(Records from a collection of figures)

* Start *

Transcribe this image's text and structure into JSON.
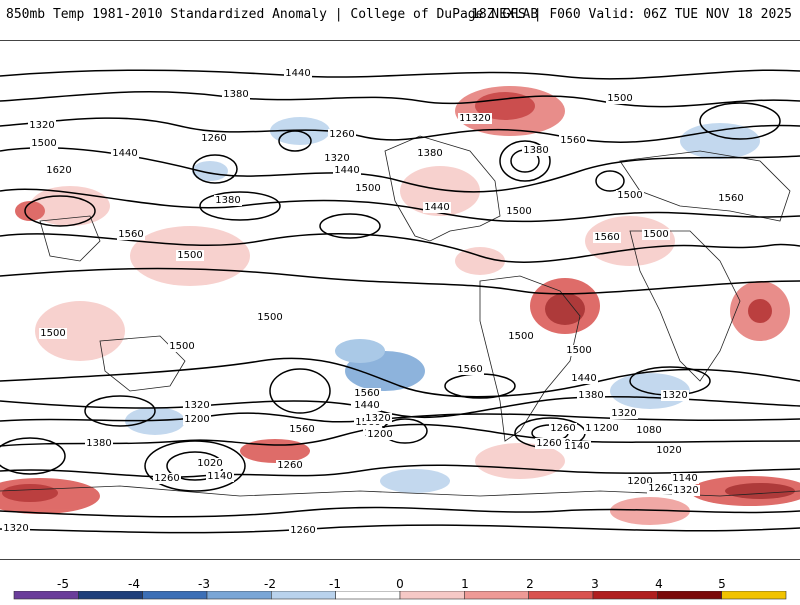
{
  "header": {
    "title": "850mb Temp 1981-2010 Standardized Anomaly | College of DuPage NEXLAB",
    "model_info": "18Z GFS | F060 Valid: 06Z TUE NOV 18 2025"
  },
  "colorbar": {
    "ticks": [
      "-5",
      "-4",
      "-3",
      "-2",
      "-1",
      "0",
      "1",
      "2",
      "3",
      "4",
      "5"
    ],
    "colors": [
      "#6a3d9a",
      "#1f3f7a",
      "#3c6fb6",
      "#7aa6d6",
      "#b9d2ec",
      "#ffffff",
      "#f6c9c6",
      "#ee9a96",
      "#d9534f",
      "#b01e1e",
      "#7a0a0a",
      "#f2c300"
    ]
  },
  "contour_labels": [
    "1440",
    "1380",
    "1320",
    "1260",
    "1500",
    "1440",
    "1620",
    "1560",
    "1380",
    "1260",
    "1320",
    "1440",
    "1500",
    "1380",
    "1440",
    "1320",
    "1500",
    "1560",
    "1560",
    "1500",
    "1380",
    "1440",
    "1500",
    "1560",
    "1500",
    "1500",
    "1500",
    "1500",
    "1500",
    "1500",
    "1560",
    "1440",
    "1380",
    "1560",
    "1440",
    "1320",
    "1200",
    "1380",
    "1020",
    "1140",
    "1260",
    "1260",
    "1560",
    "1380",
    "1500",
    "1440",
    "1320",
    "1200",
    "1140",
    "1260",
    "1200",
    "1320",
    "1260",
    "1140",
    "1200",
    "1080",
    "1020",
    "1200",
    "1260",
    "1140",
    "1320",
    "1260",
    "1320",
    "1320",
    "1560",
    "1500",
    "1500"
  ]
}
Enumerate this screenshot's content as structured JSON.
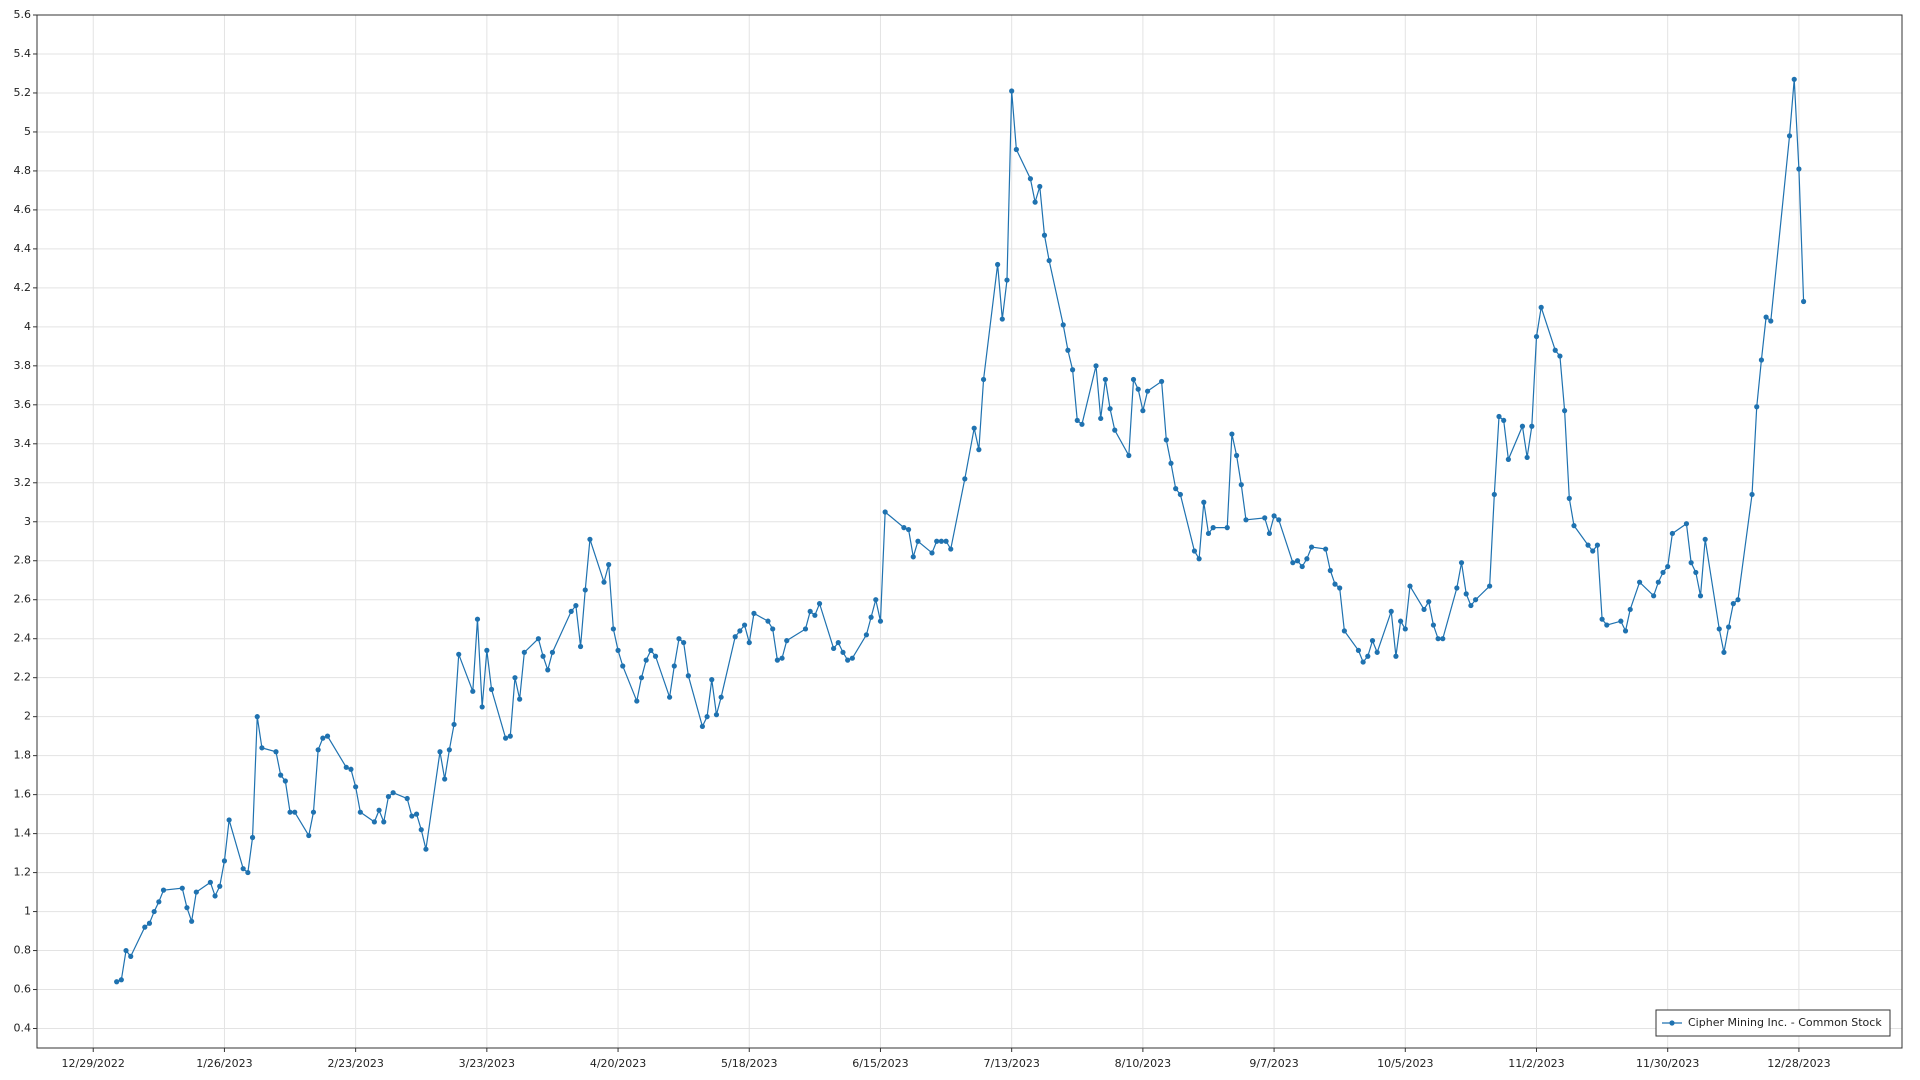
{
  "chart_data": {
    "type": "line",
    "x": [
      "1/3/2023",
      "1/4/2023",
      "1/5/2023",
      "1/6/2023",
      "1/9/2023",
      "1/10/2023",
      "1/11/2023",
      "1/12/2023",
      "1/13/2023",
      "1/17/2023",
      "1/18/2023",
      "1/19/2023",
      "1/20/2023",
      "1/23/2023",
      "1/24/2023",
      "1/25/2023",
      "1/26/2023",
      "1/27/2023",
      "1/30/2023",
      "1/31/2023",
      "2/1/2023",
      "2/2/2023",
      "2/3/2023",
      "2/6/2023",
      "2/7/2023",
      "2/8/2023",
      "2/9/2023",
      "2/10/2023",
      "2/13/2023",
      "2/14/2023",
      "2/15/2023",
      "2/16/2023",
      "2/17/2023",
      "2/21/2023",
      "2/22/2023",
      "2/23/2023",
      "2/24/2023",
      "2/27/2023",
      "2/28/2023",
      "3/1/2023",
      "3/2/2023",
      "3/3/2023",
      "3/6/2023",
      "3/7/2023",
      "3/8/2023",
      "3/9/2023",
      "3/10/2023",
      "3/13/2023",
      "3/14/2023",
      "3/15/2023",
      "3/16/2023",
      "3/17/2023",
      "3/20/2023",
      "3/21/2023",
      "3/22/2023",
      "3/23/2023",
      "3/24/2023",
      "3/27/2023",
      "3/28/2023",
      "3/29/2023",
      "3/30/2023",
      "3/31/2023",
      "4/3/2023",
      "4/4/2023",
      "4/5/2023",
      "4/6/2023",
      "4/10/2023",
      "4/11/2023",
      "4/12/2023",
      "4/13/2023",
      "4/14/2023",
      "4/17/2023",
      "4/18/2023",
      "4/19/2023",
      "4/20/2023",
      "4/21/2023",
      "4/24/2023",
      "4/25/2023",
      "4/26/2023",
      "4/27/2023",
      "4/28/2023",
      "5/1/2023",
      "5/2/2023",
      "5/3/2023",
      "5/4/2023",
      "5/5/2023",
      "5/8/2023",
      "5/9/2023",
      "5/10/2023",
      "5/11/2023",
      "5/12/2023",
      "5/15/2023",
      "5/16/2023",
      "5/17/2023",
      "5/18/2023",
      "5/19/2023",
      "5/22/2023",
      "5/23/2023",
      "5/24/2023",
      "5/25/2023",
      "5/26/2023",
      "5/30/2023",
      "5/31/2023",
      "6/1/2023",
      "6/2/2023",
      "6/5/2023",
      "6/6/2023",
      "6/7/2023",
      "6/8/2023",
      "6/9/2023",
      "6/12/2023",
      "6/13/2023",
      "6/14/2023",
      "6/15/2023",
      "6/16/2023",
      "6/20/2023",
      "6/21/2023",
      "6/22/2023",
      "6/23/2023",
      "6/26/2023",
      "6/27/2023",
      "6/28/2023",
      "6/29/2023",
      "6/30/2023",
      "7/3/2023",
      "7/5/2023",
      "7/6/2023",
      "7/7/2023",
      "7/10/2023",
      "7/11/2023",
      "7/12/2023",
      "7/13/2023",
      "7/14/2023",
      "7/17/2023",
      "7/18/2023",
      "7/19/2023",
      "7/20/2023",
      "7/21/2023",
      "7/24/2023",
      "7/25/2023",
      "7/26/2023",
      "7/27/2023",
      "7/28/2023",
      "7/31/2023",
      "8/1/2023",
      "8/2/2023",
      "8/3/2023",
      "8/4/2023",
      "8/7/2023",
      "8/8/2023",
      "8/9/2023",
      "8/10/2023",
      "8/11/2023",
      "8/14/2023",
      "8/15/2023",
      "8/16/2023",
      "8/17/2023",
      "8/18/2023",
      "8/21/2023",
      "8/22/2023",
      "8/23/2023",
      "8/24/2023",
      "8/25/2023",
      "8/28/2023",
      "8/29/2023",
      "8/30/2023",
      "8/31/2023",
      "9/1/2023",
      "9/5/2023",
      "9/6/2023",
      "9/7/2023",
      "9/8/2023",
      "9/11/2023",
      "9/12/2023",
      "9/13/2023",
      "9/14/2023",
      "9/15/2023",
      "9/18/2023",
      "9/19/2023",
      "9/20/2023",
      "9/21/2023",
      "9/22/2023",
      "9/25/2023",
      "9/26/2023",
      "9/27/2023",
      "9/28/2023",
      "9/29/2023",
      "10/2/2023",
      "10/3/2023",
      "10/4/2023",
      "10/5/2023",
      "10/6/2023",
      "10/9/2023",
      "10/10/2023",
      "10/11/2023",
      "10/12/2023",
      "10/13/2023",
      "10/16/2023",
      "10/17/2023",
      "10/18/2023",
      "10/19/2023",
      "10/20/2023",
      "10/23/2023",
      "10/24/2023",
      "10/25/2023",
      "10/26/2023",
      "10/27/2023",
      "10/30/2023",
      "10/31/2023",
      "11/1/2023",
      "11/2/2023",
      "11/3/2023",
      "11/6/2023",
      "11/7/2023",
      "11/8/2023",
      "11/9/2023",
      "11/10/2023",
      "11/13/2023",
      "11/14/2023",
      "11/15/2023",
      "11/16/2023",
      "11/17/2023",
      "11/20/2023",
      "11/21/2023",
      "11/22/2023",
      "11/24/2023",
      "11/27/2023",
      "11/28/2023",
      "11/29/2023",
      "11/30/2023",
      "12/1/2023",
      "12/4/2023",
      "12/5/2023",
      "12/6/2023",
      "12/7/2023",
      "12/8/2023",
      "12/11/2023",
      "12/12/2023",
      "12/13/2023",
      "12/14/2023",
      "12/15/2023",
      "12/18/2023",
      "12/19/2023",
      "12/20/2023",
      "12/21/2023",
      "12/22/2023",
      "12/26/2023",
      "12/27/2023",
      "12/28/2023",
      "12/29/2023"
    ],
    "series": [
      {
        "name": "Cipher Mining Inc. - Common Stock",
        "color": "#1f72b0",
        "values": [
          0.64,
          0.65,
          0.8,
          0.77,
          0.92,
          0.94,
          1.0,
          1.05,
          1.11,
          1.12,
          1.02,
          0.95,
          1.1,
          1.15,
          1.08,
          1.13,
          1.26,
          1.47,
          1.22,
          1.2,
          1.38,
          2.0,
          1.84,
          1.82,
          1.7,
          1.67,
          1.51,
          1.51,
          1.39,
          1.51,
          1.83,
          1.89,
          1.9,
          1.74,
          1.73,
          1.64,
          1.51,
          1.46,
          1.52,
          1.46,
          1.59,
          1.61,
          1.58,
          1.49,
          1.5,
          1.42,
          1.32,
          1.82,
          1.68,
          1.83,
          1.96,
          2.32,
          2.13,
          2.5,
          2.05,
          2.34,
          2.14,
          1.89,
          1.9,
          2.2,
          2.09,
          2.33,
          2.4,
          2.31,
          2.24,
          2.33,
          2.54,
          2.57,
          2.36,
          2.65,
          2.91,
          2.69,
          2.78,
          2.45,
          2.34,
          2.26,
          2.08,
          2.2,
          2.29,
          2.34,
          2.31,
          2.1,
          2.26,
          2.4,
          2.38,
          2.21,
          1.95,
          2.0,
          2.19,
          2.01,
          2.1,
          2.41,
          2.44,
          2.47,
          2.38,
          2.53,
          2.49,
          2.45,
          2.29,
          2.3,
          2.39,
          2.45,
          2.54,
          2.52,
          2.58,
          2.35,
          2.38,
          2.33,
          2.29,
          2.3,
          2.42,
          2.51,
          2.6,
          2.49,
          3.05,
          2.97,
          2.96,
          2.82,
          2.9,
          2.84,
          2.9,
          2.9,
          2.9,
          2.86,
          3.22,
          3.48,
          3.37,
          3.73,
          4.32,
          4.04,
          4.24,
          5.21,
          4.91,
          4.76,
          4.64,
          4.72,
          4.47,
          4.34,
          4.01,
          3.88,
          3.78,
          3.52,
          3.5,
          3.8,
          3.53,
          3.73,
          3.58,
          3.47,
          3.34,
          3.73,
          3.68,
          3.57,
          3.67,
          3.72,
          3.42,
          3.3,
          3.17,
          3.14,
          2.85,
          2.81,
          3.1,
          2.94,
          2.97,
          2.97,
          3.45,
          3.34,
          3.19,
          3.01,
          3.02,
          2.94,
          3.03,
          3.01,
          2.79,
          2.8,
          2.77,
          2.81,
          2.87,
          2.86,
          2.75,
          2.68,
          2.66,
          2.44,
          2.34,
          2.28,
          2.31,
          2.39,
          2.33,
          2.54,
          2.31,
          2.49,
          2.45,
          2.67,
          2.55,
          2.59,
          2.47,
          2.4,
          2.4,
          2.66,
          2.79,
          2.63,
          2.57,
          2.6,
          2.67,
          3.14,
          3.54,
          3.52,
          3.32,
          3.49,
          3.33,
          3.49,
          3.95,
          4.1,
          3.88,
          3.85,
          3.57,
          3.12,
          2.98,
          2.88,
          2.85,
          2.88,
          2.5,
          2.47,
          2.49,
          2.44,
          2.55,
          2.69,
          2.62,
          2.69,
          2.74,
          2.77,
          2.94,
          2.99,
          2.79,
          2.74,
          2.62,
          2.91,
          2.45,
          2.33,
          2.46,
          2.58,
          2.6,
          3.14,
          3.59,
          3.83,
          4.05,
          4.03,
          4.98,
          5.27,
          4.81,
          4.13
        ]
      }
    ],
    "xlim": [
      "12/17/2022",
      "1/19/2024"
    ],
    "xticks": [
      "12/29/2022",
      "1/26/2023",
      "2/23/2023",
      "3/23/2023",
      "4/20/2023",
      "5/18/2023",
      "6/15/2023",
      "7/13/2023",
      "8/10/2023",
      "9/7/2023",
      "10/5/2023",
      "11/2/2023",
      "11/30/2023",
      "12/28/2023"
    ],
    "ylim": [
      0.3,
      5.6
    ],
    "yticks": [
      0.4,
      0.6,
      0.8,
      1,
      1.2,
      1.4,
      1.6,
      1.8,
      2,
      2.2,
      2.4,
      2.6,
      2.8,
      3,
      3.2,
      3.4,
      3.6,
      3.8,
      4,
      4.2,
      4.4,
      4.6,
      4.8,
      5,
      5.2,
      5.4,
      5.6
    ],
    "grid": true,
    "markers": true,
    "legend_position": "lower right"
  }
}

* End *

Challenge ::
Tally how many lines of the material contain the word "JSON". The answer must be the number and nothing else.

Written response ::
2